--- Extracted records ---
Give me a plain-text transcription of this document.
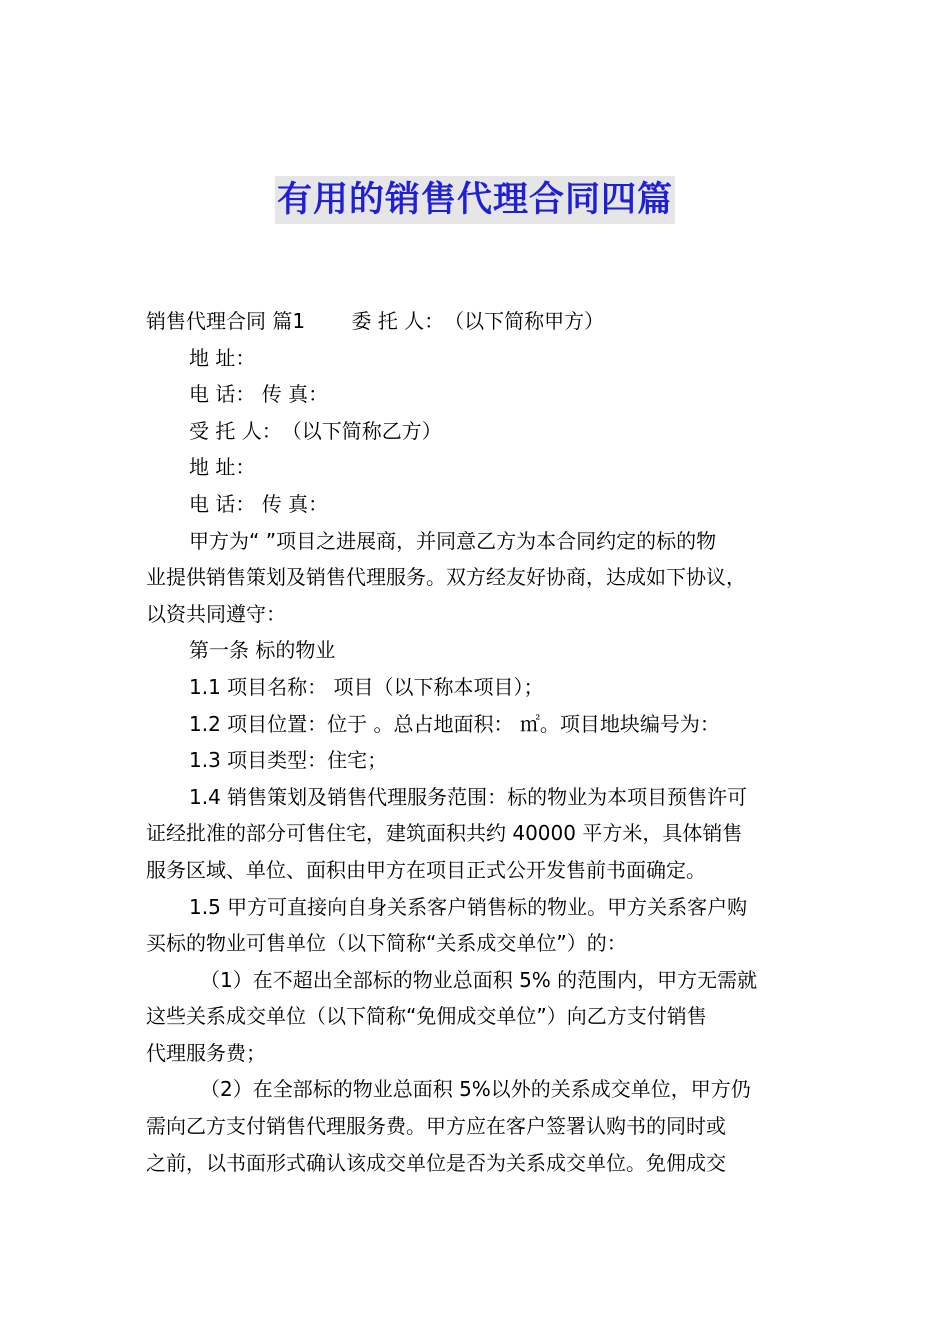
有用的销售代理合同四篇
销售代理合同 篇1　　 委 托 人：　（以下简称甲方）
地 址：
电 话： 传 真：
受 托 人：　（以下简称乙方）
地 址：
电 话： 传 真：
甲方为“ ”项目之进展商，并同意乙方为本合同约定的标的物
业提供销售策划及销售代理服务。双方经友好协商，达成如下协议，
以资共同遵守：
第一条 标的物业
1.1 项目名称： 项目（以下称本项目）；
1.2 项目位置：位于 。总占地面积： ㎡。项目地块编号为：
1.3 项目类型：住宅；
1.4 销售策划及销售代理服务范围：标的物业为本项目预售许可
证经批准的部分可售住宅，建筑面积共约 40000 平方米，具体销售
服务区域、单位、面积由甲方在项目正式公开发售前书面确定。
1.5 甲方可直接向自身关系客户销售标的物业。甲方关系客户购
买标的物业可售单位（以下简称“关系成交单位”）的：
（1）在不超出全部标的物业总面积 5% 的范围内，甲方无需就
这些关系成交单位（以下简称“免佣成交单位”）向乙方支付销售
代理服务费；
（2）在全部标的物业总面积 5%以外的关系成交单位，甲方仍
需向乙方支付销售代理服务费。甲方应在客户签署认购书的同时或
之前，以书面形式确认该成交单位是否为关系成交单位。免佣成交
---
Problem:
In the copy, include no pictures; restate the listing above exactly.

Solved problem:
Give me a plain-text transcription of this document.
有用的销售代理合同四篇
销售代理合同 篇1　　 委 托 人：　（以下简称甲方）
地 址：
电 话： 传 真：
受 托 人：　（以下简称乙方）
地 址：
电 话： 传 真：
甲方为“ ”项目之进展商，并同意乙方为本合同约定的标的物
业提供销售策划及销售代理服务。双方经友好协商，达成如下协议，
以资共同遵守：
第一条 标的物业
1.1 项目名称： 项目（以下称本项目）；
1.2 项目位置：位于 。总占地面积： ㎡。项目地块编号为：
1.3 项目类型：住宅；
1.4 销售策划及销售代理服务范围：标的物业为本项目预售许可
证经批准的部分可售住宅，建筑面积共约 40000 平方米，具体销售
服务区域、单位、面积由甲方在项目正式公开发售前书面确定。
1.5 甲方可直接向自身关系客户销售标的物业。甲方关系客户购
买标的物业可售单位（以下简称“关系成交单位”）的：
（1）在不超出全部标的物业总面积 5% 的范围内，甲方无需就
这些关系成交单位（以下简称“免佣成交单位”）向乙方支付销售
代理服务费；
（2）在全部标的物业总面积 5%以外的关系成交单位，甲方仍
需向乙方支付销售代理服务费。甲方应在客户签署认购书的同时或
之前，以书面形式确认该成交单位是否为关系成交单位。免佣成交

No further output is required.